-- INSTRUCTION --
Give every line of the material again, exactly as written.

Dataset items

————

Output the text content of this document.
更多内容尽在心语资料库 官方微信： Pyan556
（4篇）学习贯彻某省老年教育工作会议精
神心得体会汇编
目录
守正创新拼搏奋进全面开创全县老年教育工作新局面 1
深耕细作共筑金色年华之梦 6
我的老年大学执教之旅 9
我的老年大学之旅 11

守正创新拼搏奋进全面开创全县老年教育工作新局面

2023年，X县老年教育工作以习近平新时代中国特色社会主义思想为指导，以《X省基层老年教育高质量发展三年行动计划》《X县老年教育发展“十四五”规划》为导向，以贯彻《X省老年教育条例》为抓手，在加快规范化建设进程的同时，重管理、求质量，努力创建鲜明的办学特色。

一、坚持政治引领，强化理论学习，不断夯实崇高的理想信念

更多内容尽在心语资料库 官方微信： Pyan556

————

-- EXPECTED OUTPUT --
Output the text content of this document.
更多内容尽在心语资料库 官方微信： Pyan556
（4篇）学习贯彻某省老年教育工作会议精
神心得体会汇编
目录
守正创新拼搏奋进全面开创全县老年教育工作新局面 1
深耕细作共筑金色年华之梦 6
我的老年大学执教之旅 9
我的老年大学之旅 11

守正创新拼搏奋进全面开创全县老年教育工作新局面

2023年，X县老年教育工作以习近平新时代中国特色社会主义思想为指导，以《X省基层老年教育高质量发展三年行动计划》《X县老年教育发展“十四五”规划》为导向，以贯彻《X省老年教育条例》为抓手，在加快规范化建设进程的同时，重管理、求质量，努力创建鲜明的办学特色。

一、坚持政治引领，强化理论学习，不断夯实崇高的理想信念

更多内容尽在心语资料库 官方微信： Pyan556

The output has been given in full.